Trecho do documento =>
◇ ◇ ◇ ◇ ◇

FNC: É legítima a discussão sobre o tamanho dos subsídios do crédito, sobre programas específicos do BNDES. Políticas públicas podem ser corrigidas. É legítima também a crítica sobre fomentar fusões e aquisições de grupos econômicos brasileiros para aumentar a competitividade no exterior.

O contra-argumento é o seguinte: o complexo carnes não ajuda bastante a balança comercial brasileira? Então fica uma visão muito parcial de sempre falar do ponto de vista das finanças públicas e, novamente, não ver a complexidade.

“Se colocar gente do mercado [no Banco Central], a única coisa que eles sabem fazer é isso: abusar da taxa de juros, aumentar a riqueza financeira, atender os clientes e a sociedade paga com o desemprego.”

◇ ◇ ◇ ◇ ◇

Anotações de caixas delimitadoras

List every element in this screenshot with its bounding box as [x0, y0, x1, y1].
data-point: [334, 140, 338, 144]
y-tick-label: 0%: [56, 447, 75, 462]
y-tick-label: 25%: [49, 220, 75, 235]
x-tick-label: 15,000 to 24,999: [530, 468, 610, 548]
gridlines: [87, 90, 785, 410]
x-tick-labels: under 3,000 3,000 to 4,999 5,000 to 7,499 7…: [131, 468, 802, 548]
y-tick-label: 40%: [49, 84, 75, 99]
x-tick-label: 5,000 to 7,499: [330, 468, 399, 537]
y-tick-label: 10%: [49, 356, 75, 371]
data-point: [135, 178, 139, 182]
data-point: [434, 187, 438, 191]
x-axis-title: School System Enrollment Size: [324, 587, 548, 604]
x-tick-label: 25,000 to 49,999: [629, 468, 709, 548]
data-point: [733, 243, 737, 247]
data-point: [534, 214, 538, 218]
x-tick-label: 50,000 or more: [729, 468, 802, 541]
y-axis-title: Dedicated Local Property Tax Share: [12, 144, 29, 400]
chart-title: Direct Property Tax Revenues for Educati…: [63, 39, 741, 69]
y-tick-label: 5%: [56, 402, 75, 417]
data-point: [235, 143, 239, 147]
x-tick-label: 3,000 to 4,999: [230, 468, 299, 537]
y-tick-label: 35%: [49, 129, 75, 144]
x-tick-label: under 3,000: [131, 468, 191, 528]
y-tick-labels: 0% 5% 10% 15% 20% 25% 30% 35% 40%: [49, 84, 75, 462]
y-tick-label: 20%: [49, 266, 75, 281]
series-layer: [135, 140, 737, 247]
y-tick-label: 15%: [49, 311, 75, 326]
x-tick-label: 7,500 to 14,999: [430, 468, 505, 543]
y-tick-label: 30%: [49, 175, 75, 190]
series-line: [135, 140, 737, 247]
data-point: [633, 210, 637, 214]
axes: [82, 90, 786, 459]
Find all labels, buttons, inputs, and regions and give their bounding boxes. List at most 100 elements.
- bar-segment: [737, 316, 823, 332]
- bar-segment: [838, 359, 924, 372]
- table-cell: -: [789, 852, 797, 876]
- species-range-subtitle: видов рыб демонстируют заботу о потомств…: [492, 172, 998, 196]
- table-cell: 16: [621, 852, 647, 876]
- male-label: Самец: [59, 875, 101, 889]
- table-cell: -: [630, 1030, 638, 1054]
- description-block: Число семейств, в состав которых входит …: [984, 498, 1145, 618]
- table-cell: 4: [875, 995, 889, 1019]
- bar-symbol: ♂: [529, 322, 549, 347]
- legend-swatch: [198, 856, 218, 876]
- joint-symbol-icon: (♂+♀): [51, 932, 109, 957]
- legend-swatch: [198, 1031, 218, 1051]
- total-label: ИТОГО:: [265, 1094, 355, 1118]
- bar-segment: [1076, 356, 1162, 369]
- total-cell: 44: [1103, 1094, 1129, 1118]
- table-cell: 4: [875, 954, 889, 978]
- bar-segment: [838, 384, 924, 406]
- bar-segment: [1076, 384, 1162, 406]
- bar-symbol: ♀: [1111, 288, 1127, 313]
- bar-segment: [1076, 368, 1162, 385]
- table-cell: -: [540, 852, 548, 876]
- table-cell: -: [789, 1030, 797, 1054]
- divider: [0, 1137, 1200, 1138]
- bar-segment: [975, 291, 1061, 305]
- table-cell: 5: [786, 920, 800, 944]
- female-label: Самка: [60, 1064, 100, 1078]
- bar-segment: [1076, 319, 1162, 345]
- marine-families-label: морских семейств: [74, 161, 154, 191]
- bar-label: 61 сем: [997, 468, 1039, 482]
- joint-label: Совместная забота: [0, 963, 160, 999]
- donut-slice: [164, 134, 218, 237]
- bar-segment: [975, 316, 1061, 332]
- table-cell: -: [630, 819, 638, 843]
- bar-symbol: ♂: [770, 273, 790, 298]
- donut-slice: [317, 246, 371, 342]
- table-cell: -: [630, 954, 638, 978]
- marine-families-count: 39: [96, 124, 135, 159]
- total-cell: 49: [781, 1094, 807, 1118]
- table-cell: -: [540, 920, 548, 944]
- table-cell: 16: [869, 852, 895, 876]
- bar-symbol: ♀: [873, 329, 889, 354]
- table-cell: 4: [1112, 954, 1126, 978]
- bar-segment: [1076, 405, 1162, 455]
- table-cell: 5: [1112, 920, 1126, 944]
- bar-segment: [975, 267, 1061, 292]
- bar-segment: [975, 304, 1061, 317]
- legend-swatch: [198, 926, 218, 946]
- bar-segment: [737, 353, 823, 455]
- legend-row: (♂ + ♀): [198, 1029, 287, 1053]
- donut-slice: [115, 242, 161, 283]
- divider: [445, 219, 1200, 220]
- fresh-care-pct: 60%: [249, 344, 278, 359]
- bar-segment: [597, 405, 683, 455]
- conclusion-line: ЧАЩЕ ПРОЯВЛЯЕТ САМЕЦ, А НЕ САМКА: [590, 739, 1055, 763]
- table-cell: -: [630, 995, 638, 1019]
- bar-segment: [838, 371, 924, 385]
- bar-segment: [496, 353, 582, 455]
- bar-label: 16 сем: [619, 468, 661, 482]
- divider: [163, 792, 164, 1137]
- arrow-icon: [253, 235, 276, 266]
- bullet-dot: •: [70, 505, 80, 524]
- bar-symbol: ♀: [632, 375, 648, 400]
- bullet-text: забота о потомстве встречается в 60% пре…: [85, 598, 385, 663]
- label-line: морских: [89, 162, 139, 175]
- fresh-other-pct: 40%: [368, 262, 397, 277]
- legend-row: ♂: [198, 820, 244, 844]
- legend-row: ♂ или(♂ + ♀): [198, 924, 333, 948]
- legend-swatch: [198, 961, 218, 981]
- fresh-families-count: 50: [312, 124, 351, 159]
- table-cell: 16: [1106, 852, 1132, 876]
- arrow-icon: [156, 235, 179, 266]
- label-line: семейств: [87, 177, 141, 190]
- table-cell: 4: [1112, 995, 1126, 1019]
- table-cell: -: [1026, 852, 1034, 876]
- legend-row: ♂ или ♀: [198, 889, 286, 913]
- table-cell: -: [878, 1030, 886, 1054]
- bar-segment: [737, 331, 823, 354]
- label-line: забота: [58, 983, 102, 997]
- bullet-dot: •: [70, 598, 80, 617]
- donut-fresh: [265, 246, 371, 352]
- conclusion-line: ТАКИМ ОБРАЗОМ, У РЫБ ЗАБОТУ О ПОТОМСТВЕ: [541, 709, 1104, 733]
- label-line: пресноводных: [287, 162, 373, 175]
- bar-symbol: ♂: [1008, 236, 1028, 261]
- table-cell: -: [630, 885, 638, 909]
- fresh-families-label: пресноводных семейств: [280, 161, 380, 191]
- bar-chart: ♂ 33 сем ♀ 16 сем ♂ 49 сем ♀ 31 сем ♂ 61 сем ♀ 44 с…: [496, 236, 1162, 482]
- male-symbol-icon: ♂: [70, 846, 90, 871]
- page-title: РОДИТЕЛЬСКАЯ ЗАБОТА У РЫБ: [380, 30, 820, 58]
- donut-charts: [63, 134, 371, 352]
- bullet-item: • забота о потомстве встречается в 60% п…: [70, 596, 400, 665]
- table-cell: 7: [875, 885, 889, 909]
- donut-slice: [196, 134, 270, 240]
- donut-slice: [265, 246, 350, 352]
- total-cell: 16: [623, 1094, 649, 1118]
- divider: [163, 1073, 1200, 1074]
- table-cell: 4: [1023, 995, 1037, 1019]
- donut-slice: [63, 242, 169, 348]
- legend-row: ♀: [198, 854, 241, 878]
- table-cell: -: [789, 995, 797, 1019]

◇ ◇ ◇ ◇ ◇

O que fazer =>
Responda às perguntas abaixo com base no trecho sobre política econômica.
(a) Com que finalidade, segundo o trecho, se fomentariam fusões e aquisições de grupos econômicos brasileiros?
(b) Que setor o contra-argumento cita em relação à balança comercial brasileira?
(c) Na citação final, com o que a sociedade paga?
Use somente o trecho sobre política econômica para responder.

Resposta =>
(a) Para aumentar a competitividade no exterior.
(b) O complexo carnes.
(c) Com o desemprego.